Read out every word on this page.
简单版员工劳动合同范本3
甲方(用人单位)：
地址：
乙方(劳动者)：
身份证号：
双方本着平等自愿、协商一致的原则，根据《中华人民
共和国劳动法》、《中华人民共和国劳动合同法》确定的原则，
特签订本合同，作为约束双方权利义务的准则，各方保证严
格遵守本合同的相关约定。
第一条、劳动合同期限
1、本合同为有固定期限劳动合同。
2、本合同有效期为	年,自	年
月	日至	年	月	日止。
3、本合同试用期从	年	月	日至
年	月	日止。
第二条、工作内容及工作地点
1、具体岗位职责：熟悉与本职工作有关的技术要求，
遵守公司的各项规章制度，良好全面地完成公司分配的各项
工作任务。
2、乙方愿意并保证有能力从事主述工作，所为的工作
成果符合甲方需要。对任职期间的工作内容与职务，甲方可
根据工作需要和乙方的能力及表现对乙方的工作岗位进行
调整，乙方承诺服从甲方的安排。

__WHAT YOU SHOULD DO__
The data above must be returned in full, exactly as written.

__ANSWER TO THIS EXERCISE__
Read out every word on this page.
简单版员工劳动合同范本3
甲方(用人单位)：
地址：
乙方(劳动者)：
身份证号：
双方本着平等自愿、协商一致的原则，根据《中华人民
共和国劳动法》、《中华人民共和国劳动合同法》确定的原则，
特签订本合同，作为约束双方权利义务的准则，各方保证严
格遵守本合同的相关约定。
第一条、劳动合同期限
1、本合同为有固定期限劳动合同。
2、本合同有效期为	年,自	年
月	日至	年	月	日止。
3、本合同试用期从	年	月	日至
年	月	日止。
第二条、工作内容及工作地点
1、具体岗位职责：熟悉与本职工作有关的技术要求，
遵守公司的各项规章制度，良好全面地完成公司分配的各项
工作任务。
2、乙方愿意并保证有能力从事主述工作，所为的工作
成果符合甲方需要。对任职期间的工作内容与职务，甲方可
根据工作需要和乙方的能力及表现对乙方的工作岗位进行
调整，乙方承诺服从甲方的安排。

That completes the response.